- 課題
1 – 本文のうち「種田山頭火のこの句である」で始まる段落を、主な事実を残したまま箇条書きにまとめよ。
2 – 山頭火の句と方言を扱った本文を、最後の文の後から書き継げ。

- 本文
━━━━━━━━
第278回 安か安か寒か寒か雪雪

前山光則

 方言には、標準語にない力があると思う。
 前回は高木恭造の方言詩集『まるめろ』を開いて青森弁の世界に耽ったが、やがて「方言」ということで頭に浮かんできたのが、
 
  安か安か寒か寒か雪雪

 種田山頭火のこの句である。山頭火はこれを昭和6年1月10日に詠んでいるが、日記には「ヤスかヤスかサムかサムか雪雪」とカタカナ交じりに記し、その下に「(ふれ売一句)」と詞書を付している。句集に収めるときにカタカナを止して、漢字を用いたようである。山頭火は前年の9月9日から熊本を発し、八代・人吉・宮崎・大分・福岡方面を12月上旬まで巡るという長旅を行うが、その終わり頃どこかに落ち着きたいとの想いにかられていた。それで、熊本へ戻ってからは妻・咲野と子のいるところへ転がり込むわけにもゆかず、12月25日になって市内春竹琴平町の民家の二階に間借りする。咲野たちがいる雅楽多からほんの2キロあるかないかのところである。そこを「三八九居(さんぱくきょ)」と名づけ、入居してからは個人誌『三八九』を発行すべく編集作業にとりかかる。
━━━━━━━━
- 記録データ
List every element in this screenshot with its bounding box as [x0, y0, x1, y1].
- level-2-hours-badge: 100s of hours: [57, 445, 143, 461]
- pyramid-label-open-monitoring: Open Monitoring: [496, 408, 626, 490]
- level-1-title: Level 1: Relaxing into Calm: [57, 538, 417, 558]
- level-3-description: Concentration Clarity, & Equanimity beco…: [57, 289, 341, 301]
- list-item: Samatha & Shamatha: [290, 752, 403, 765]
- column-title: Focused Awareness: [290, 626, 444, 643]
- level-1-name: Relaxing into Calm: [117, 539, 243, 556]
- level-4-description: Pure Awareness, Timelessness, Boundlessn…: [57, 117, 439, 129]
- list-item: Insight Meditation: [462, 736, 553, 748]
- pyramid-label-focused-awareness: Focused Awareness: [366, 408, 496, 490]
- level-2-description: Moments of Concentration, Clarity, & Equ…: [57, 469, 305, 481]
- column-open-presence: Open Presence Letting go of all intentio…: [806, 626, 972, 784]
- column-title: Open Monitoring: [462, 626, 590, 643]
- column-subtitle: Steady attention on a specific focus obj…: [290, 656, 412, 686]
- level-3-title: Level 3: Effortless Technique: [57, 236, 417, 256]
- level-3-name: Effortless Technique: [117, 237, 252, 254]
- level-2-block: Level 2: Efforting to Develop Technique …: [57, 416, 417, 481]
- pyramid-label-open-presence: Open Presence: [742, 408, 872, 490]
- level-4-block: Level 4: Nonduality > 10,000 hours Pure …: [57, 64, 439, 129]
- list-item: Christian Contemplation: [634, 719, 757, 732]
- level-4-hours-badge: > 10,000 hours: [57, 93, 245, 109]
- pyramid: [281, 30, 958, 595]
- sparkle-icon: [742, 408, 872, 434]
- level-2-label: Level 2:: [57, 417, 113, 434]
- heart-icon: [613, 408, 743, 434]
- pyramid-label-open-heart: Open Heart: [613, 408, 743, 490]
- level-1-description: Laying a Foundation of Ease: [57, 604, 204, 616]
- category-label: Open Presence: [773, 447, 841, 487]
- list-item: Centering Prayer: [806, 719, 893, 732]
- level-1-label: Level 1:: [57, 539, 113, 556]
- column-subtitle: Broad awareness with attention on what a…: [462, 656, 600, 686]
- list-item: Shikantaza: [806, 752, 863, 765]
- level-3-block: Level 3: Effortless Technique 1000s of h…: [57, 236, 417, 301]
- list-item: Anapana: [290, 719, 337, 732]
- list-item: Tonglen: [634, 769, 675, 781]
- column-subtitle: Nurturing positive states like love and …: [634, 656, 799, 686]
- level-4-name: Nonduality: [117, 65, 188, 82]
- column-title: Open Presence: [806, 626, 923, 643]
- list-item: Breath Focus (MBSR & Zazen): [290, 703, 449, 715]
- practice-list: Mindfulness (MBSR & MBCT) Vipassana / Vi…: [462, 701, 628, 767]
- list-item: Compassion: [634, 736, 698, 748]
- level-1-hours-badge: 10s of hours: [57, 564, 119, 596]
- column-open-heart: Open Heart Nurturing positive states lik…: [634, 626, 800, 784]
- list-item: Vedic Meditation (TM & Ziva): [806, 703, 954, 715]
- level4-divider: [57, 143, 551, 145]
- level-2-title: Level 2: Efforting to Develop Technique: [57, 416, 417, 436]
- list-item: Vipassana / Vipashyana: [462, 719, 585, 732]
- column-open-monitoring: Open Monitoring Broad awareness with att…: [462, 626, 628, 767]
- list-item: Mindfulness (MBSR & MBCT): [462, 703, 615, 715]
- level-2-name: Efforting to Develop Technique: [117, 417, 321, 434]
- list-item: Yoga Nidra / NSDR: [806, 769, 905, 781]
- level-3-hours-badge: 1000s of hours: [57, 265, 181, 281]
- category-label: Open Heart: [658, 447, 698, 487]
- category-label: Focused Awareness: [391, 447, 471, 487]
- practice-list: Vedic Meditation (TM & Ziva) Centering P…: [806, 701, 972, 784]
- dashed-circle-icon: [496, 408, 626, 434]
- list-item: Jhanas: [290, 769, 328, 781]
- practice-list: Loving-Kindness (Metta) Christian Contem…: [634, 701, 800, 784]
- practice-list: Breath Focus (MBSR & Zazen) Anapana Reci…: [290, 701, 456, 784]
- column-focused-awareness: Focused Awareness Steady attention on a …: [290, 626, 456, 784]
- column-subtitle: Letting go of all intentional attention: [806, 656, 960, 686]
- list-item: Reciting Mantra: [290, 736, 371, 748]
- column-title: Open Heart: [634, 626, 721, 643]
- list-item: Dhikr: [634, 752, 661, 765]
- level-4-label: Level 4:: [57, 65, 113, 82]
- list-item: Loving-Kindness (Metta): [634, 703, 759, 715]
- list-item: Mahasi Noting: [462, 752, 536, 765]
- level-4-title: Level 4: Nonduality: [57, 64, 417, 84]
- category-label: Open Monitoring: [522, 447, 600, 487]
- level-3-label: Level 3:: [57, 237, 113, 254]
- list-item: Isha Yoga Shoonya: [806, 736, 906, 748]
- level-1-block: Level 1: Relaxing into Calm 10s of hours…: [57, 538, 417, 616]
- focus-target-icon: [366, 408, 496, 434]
━━━━━━━━
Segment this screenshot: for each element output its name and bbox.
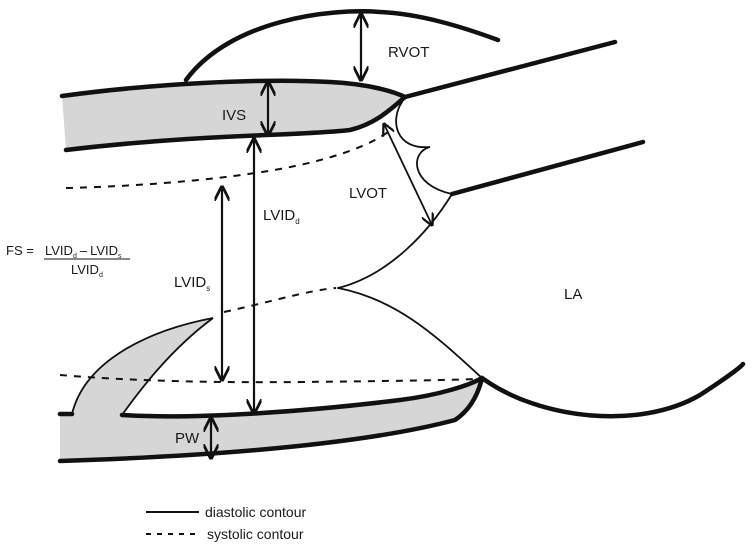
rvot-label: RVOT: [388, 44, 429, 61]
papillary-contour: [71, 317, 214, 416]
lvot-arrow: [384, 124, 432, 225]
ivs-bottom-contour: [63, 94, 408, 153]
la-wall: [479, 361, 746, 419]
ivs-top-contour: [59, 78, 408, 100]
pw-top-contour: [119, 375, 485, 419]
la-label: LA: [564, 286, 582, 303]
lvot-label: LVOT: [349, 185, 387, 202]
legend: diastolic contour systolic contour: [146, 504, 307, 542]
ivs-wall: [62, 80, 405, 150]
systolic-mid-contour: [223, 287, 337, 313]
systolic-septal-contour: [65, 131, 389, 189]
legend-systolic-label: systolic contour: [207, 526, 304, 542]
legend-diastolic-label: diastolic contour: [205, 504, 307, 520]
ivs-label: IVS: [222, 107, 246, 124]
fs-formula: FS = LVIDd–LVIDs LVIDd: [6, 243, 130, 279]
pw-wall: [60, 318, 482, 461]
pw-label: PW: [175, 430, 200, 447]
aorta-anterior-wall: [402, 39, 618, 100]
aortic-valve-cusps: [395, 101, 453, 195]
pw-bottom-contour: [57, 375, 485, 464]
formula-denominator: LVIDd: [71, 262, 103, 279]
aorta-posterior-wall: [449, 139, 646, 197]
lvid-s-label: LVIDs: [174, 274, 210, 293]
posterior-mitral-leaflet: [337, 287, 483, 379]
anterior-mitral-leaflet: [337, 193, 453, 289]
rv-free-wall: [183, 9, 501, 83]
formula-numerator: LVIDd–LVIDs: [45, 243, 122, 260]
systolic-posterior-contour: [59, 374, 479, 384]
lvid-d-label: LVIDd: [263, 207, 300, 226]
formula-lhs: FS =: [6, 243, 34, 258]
━━━━━━━━
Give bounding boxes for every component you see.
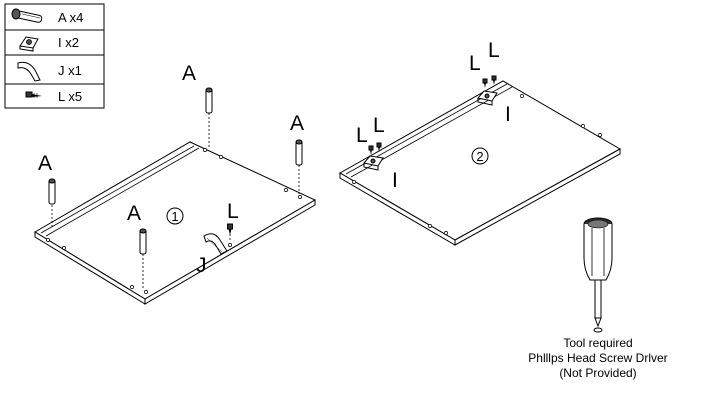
━━━━━━━━
- 課題別の解答
1 –
- 山頭火は「安か安か寒か寒か雪雪」を昭和6年1月10日に詠んだ。
- 日記ではカタカナ交じりで記し、「(ふれ売一句)」と詞書を付けた。句集に収める際には漢字に改めたようである。
- 前年9月9日に熊本を発ち、八代・人吉・宮崎・大分・福岡方面を12月上旬まで巡る長旅をした。
- 旅の終わり頃には、どこかに落ち着きたいという想いにかられていた。
- 熊本へ戻っても妻・咲野と子のいる雅楽多へは転がり込めず、12月25日に市内春竹琴平町の民家の二階を間借りした。雅楽多からは2キロあるかないかの所である。
- そこを「三八九居(さんぱくきょ)」と名づけ、個人誌『三八九』の発行に向けて編集作業に取りかかった。

2 –
 年が明けて、「安か安か……」の句ができた1月10日は、日記の記述によれば「近来にない寒さ」だったそうで、手拭いが凍る。いや、それだけでなくネギや御飯までもがカチカチになってしまったというから凄い。「窓から吹雪が吹き込んで閉口」したそうだ。折しも近くの琴平神社の初縁日で、三八九居の前の街道を老若男女がぞろぞろと通る。それを当て込んで露店業者や触れ売り(行商人)たちが威勢の良い声で客に呼びかける。だが、とにかく手拭いやネギや御飯までもが凍ってしまう極寒の日である。人々の発する熊本弁はみな手短で、素早くて、余計なお喋りにはなっていなかったと思われる。「安か安か寒か寒か雪雪」、切り詰めた最小限の凝縮である。山頭火は、自由律俳句の世界に居たから、文語・定型には収まっていなかった。ほんとに自由に句を作る人だったが、それでもこうして方言で表現したものは他にはほとんどない。しかも、山口県の防府で育っているので、身についているのはどうしても山口弁である。第二の故郷である熊本の方言はさほど慣れ親しんでいなかったはずだが、しかしこの句を見ると立派な使い方であり、いわば、熊本弁の持つ生活感をフルに生かしている。 
 そういえば、昨日、町で見た交通安全標語。「止まれ!! うろたゆるな ようと見らんと 死ぬっとぞ」――道が急カーブしているところに大きな字で掲げられていて、誰にでも目につく。交通安全を呼びかけて、率直に純粋熊本弁で「うろたゆるな ようと見らんと 死ぬっとぞ」である。ギョッとさせられた。山頭火の句といい、道ばたの標語といい、方言の力を感じさせられたことであった。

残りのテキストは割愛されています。